> GOAL: Rewrite the stretch from the start of the records through the line containing "- x-axis-label: Time: [462, 359, 510, 381]", swapping "spectrogram-data" for "spectrogram-values" and leaving everything else unchanged.

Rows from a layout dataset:
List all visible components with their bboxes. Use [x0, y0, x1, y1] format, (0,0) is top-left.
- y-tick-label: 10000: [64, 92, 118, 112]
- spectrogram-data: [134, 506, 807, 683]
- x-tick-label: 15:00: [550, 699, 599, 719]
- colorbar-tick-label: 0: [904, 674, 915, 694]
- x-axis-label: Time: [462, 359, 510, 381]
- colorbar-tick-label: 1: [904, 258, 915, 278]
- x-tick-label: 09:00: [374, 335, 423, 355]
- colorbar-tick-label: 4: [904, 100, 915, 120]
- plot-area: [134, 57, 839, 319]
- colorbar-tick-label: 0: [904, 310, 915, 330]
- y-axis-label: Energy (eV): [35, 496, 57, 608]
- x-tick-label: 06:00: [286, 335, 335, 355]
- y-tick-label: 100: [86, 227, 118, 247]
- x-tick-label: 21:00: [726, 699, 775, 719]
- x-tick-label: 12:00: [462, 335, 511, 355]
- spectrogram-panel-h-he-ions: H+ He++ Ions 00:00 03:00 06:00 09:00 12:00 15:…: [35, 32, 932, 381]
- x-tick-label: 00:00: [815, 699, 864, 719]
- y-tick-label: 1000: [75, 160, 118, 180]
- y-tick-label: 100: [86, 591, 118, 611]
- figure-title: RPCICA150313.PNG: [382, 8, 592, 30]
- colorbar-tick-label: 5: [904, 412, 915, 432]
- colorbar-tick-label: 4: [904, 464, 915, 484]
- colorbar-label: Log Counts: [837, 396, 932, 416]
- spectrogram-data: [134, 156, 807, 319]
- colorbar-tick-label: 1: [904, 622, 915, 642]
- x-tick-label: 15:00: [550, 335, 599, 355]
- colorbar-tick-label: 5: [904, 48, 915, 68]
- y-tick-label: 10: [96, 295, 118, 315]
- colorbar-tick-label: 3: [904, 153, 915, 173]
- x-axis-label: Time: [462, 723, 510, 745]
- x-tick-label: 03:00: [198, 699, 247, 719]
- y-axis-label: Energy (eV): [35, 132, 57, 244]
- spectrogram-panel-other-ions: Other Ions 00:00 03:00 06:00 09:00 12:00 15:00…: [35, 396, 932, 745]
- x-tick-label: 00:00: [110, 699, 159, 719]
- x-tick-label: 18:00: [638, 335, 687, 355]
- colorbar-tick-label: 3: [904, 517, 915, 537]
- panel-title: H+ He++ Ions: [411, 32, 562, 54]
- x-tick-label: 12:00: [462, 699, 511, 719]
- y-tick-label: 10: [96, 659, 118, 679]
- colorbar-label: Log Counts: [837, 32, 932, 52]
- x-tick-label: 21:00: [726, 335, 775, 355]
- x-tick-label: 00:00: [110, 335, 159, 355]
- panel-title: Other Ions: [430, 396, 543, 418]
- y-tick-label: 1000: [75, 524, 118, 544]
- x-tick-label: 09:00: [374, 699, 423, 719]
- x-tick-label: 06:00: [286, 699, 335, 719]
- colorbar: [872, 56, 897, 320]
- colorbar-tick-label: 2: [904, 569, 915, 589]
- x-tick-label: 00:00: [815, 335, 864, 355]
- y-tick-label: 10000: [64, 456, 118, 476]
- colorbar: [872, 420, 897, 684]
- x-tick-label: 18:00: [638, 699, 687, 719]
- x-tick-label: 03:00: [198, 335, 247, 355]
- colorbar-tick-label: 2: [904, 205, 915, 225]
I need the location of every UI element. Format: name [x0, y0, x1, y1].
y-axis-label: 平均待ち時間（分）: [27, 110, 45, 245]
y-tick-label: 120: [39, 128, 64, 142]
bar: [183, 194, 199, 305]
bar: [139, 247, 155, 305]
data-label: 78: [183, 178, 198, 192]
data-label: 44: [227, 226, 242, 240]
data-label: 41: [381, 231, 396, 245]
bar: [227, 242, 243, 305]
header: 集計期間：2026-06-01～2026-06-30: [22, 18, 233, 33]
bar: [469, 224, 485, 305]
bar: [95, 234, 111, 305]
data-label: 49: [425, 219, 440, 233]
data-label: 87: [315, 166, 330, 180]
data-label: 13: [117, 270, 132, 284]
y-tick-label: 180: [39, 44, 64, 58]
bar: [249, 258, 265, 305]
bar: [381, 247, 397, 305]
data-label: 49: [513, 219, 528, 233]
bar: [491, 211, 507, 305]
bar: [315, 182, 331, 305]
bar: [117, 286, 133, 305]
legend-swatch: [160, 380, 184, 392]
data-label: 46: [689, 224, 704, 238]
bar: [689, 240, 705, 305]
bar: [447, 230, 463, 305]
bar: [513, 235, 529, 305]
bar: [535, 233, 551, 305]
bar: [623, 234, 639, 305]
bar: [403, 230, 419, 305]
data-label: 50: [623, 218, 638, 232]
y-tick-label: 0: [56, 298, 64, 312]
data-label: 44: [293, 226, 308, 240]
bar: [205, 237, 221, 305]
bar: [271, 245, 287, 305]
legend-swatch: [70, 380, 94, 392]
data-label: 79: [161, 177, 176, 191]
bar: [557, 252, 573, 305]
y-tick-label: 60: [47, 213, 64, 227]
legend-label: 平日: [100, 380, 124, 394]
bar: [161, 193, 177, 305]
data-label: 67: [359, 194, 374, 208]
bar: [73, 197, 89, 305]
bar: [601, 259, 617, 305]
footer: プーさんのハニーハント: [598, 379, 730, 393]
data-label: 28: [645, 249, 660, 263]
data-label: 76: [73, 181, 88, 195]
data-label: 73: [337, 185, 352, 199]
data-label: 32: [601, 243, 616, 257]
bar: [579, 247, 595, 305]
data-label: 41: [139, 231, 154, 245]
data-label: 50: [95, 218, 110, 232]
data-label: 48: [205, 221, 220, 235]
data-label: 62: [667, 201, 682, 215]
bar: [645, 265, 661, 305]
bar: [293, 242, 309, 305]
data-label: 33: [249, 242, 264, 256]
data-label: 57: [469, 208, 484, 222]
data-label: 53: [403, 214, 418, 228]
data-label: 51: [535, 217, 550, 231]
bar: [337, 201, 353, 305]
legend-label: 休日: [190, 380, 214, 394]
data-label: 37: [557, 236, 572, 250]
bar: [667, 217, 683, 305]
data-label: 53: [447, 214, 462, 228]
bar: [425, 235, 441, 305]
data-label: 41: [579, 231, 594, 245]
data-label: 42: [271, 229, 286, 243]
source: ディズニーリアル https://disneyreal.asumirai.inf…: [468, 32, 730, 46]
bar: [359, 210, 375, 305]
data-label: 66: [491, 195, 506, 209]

> EXERCISE SOLUTION:
List all visible components with their bboxes. Use [x0, y0, x1, y1] format, (0,0) is top-left.
- y-tick-label: 10000: [64, 92, 118, 112]
- spectrogram-values: [134, 506, 807, 683]
- x-tick-label: 15:00: [550, 699, 599, 719]
- colorbar-tick-label: 0: [904, 674, 915, 694]
- x-axis-label: Time: [462, 359, 510, 381]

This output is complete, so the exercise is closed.